Aim of the task:
Gather all lines from the material that contain the word "document".

──────── Task material ────────

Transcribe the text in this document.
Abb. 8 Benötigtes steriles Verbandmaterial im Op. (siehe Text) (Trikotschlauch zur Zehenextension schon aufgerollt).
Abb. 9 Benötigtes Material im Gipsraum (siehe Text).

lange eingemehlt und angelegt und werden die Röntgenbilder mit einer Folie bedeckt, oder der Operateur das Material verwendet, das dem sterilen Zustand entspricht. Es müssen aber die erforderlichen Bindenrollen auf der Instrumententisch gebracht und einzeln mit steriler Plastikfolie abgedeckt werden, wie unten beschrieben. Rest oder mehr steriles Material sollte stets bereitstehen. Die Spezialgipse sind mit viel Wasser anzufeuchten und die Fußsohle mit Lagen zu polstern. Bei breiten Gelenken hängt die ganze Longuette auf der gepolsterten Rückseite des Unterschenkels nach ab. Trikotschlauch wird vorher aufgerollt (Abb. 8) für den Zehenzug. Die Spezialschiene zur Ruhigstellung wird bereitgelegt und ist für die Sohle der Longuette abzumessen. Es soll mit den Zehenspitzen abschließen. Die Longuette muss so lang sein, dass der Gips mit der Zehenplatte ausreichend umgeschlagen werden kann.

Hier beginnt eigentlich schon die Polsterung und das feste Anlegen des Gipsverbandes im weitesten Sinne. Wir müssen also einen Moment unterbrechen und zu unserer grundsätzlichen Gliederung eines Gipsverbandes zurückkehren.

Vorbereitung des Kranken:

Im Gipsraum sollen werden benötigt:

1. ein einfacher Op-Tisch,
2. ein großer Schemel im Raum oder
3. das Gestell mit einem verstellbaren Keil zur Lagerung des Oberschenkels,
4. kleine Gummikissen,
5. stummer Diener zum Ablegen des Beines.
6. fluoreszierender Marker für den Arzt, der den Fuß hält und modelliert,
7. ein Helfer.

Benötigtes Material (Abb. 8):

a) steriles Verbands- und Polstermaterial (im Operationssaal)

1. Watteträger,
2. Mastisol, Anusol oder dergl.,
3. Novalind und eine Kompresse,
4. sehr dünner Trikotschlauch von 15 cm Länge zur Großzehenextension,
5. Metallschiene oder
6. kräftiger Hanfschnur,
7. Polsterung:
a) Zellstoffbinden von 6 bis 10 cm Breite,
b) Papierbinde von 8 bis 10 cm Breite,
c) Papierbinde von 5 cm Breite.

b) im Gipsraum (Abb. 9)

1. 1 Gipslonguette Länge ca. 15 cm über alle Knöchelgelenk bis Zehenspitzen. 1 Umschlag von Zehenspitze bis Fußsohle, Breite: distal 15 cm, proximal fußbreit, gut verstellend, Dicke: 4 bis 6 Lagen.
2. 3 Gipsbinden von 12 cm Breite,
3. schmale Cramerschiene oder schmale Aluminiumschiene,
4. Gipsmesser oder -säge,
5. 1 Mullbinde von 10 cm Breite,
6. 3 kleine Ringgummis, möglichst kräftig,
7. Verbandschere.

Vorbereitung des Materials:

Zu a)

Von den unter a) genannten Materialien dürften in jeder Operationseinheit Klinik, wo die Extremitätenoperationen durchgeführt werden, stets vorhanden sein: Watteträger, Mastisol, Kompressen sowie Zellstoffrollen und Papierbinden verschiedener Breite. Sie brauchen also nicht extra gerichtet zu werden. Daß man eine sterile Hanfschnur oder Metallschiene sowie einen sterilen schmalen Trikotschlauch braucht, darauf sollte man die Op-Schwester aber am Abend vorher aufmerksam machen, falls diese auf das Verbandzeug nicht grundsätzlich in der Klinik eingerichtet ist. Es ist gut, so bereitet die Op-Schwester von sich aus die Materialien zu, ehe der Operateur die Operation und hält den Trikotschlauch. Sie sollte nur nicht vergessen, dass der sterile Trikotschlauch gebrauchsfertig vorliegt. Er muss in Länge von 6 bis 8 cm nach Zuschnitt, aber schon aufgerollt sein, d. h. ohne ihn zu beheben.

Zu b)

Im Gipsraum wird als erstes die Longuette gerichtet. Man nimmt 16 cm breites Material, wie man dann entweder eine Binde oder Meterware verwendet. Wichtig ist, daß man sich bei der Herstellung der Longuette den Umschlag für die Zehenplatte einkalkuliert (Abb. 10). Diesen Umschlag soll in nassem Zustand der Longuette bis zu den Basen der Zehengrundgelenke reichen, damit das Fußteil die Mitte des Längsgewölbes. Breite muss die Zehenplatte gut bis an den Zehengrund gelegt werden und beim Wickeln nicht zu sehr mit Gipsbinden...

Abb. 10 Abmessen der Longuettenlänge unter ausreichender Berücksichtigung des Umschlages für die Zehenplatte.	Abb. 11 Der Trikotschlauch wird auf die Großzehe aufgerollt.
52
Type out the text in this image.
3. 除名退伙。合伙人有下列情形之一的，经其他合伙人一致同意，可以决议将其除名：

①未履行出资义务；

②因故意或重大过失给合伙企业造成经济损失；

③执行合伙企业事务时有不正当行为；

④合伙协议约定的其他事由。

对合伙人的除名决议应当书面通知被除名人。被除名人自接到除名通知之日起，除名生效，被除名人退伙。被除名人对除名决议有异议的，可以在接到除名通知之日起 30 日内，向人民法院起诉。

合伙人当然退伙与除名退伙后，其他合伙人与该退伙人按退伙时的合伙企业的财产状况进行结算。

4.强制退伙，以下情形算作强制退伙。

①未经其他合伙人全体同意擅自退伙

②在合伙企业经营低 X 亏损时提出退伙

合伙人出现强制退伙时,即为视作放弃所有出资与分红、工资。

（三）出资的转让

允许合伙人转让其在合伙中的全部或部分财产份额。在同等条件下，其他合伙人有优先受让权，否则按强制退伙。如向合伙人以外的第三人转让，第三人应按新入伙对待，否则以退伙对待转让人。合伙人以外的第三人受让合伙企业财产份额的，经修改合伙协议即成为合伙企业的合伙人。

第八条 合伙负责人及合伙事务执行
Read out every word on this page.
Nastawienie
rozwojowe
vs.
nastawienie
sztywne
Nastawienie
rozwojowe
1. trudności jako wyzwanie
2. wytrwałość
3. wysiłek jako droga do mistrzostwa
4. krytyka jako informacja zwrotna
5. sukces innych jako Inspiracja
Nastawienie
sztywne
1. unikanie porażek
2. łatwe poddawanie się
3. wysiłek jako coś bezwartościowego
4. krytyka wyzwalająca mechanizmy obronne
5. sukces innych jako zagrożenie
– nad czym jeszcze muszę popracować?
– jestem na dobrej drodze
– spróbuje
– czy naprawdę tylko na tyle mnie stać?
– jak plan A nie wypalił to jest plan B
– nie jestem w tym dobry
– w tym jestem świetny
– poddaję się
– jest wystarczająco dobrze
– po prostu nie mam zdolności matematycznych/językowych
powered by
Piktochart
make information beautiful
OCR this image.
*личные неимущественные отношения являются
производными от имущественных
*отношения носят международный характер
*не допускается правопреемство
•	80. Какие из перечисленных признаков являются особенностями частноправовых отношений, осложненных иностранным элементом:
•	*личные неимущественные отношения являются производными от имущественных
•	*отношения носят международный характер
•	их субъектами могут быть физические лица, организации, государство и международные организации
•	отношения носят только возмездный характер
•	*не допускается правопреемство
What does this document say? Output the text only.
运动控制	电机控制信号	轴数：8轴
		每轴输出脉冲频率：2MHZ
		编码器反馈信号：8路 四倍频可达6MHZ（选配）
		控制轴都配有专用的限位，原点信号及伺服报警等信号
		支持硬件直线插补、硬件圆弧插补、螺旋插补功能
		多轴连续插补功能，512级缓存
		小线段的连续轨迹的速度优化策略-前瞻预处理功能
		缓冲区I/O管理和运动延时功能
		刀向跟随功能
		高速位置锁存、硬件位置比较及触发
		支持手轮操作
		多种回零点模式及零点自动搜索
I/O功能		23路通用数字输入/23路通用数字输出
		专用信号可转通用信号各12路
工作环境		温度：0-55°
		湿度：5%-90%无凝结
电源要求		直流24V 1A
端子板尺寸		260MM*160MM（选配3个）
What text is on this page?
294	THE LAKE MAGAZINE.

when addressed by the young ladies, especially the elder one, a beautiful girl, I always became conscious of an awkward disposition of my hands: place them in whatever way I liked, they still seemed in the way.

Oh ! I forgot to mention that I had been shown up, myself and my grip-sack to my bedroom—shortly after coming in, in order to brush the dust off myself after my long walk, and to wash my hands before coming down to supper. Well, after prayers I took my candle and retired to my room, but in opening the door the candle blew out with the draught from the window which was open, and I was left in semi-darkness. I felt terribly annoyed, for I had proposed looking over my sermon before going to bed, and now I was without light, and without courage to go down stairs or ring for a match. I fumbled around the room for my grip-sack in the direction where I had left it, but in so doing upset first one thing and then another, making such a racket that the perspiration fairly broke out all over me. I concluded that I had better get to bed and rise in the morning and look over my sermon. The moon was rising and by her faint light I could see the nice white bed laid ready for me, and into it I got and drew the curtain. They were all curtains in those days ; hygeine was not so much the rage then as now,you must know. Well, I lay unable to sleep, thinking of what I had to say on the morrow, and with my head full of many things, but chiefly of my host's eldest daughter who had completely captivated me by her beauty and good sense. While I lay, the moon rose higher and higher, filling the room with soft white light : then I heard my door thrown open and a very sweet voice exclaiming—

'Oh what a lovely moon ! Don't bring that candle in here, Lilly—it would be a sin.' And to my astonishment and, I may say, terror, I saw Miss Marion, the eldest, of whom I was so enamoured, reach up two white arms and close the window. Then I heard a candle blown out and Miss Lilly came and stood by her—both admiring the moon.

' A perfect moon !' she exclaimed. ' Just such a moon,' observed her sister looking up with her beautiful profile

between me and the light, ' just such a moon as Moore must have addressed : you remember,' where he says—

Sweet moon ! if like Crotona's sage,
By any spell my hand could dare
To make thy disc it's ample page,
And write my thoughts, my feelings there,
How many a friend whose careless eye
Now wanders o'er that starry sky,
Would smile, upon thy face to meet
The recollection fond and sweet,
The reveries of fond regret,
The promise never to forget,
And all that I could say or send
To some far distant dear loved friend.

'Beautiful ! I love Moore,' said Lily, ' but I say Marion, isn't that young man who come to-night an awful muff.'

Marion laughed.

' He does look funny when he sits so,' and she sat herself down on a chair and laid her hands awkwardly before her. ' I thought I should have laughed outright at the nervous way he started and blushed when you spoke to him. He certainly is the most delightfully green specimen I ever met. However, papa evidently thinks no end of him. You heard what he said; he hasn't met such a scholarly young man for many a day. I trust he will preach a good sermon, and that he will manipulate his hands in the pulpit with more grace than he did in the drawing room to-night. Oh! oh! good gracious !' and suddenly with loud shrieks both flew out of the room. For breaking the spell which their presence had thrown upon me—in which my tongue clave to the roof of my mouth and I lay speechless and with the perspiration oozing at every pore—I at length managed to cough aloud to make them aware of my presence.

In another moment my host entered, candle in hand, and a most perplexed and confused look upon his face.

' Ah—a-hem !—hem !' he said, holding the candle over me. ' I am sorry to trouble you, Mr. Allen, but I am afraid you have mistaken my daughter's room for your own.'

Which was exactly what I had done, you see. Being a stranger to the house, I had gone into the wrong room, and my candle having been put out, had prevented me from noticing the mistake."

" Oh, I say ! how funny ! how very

────────

The completed task:
Transcribe the text in this document.
What does this document say? Output the text only.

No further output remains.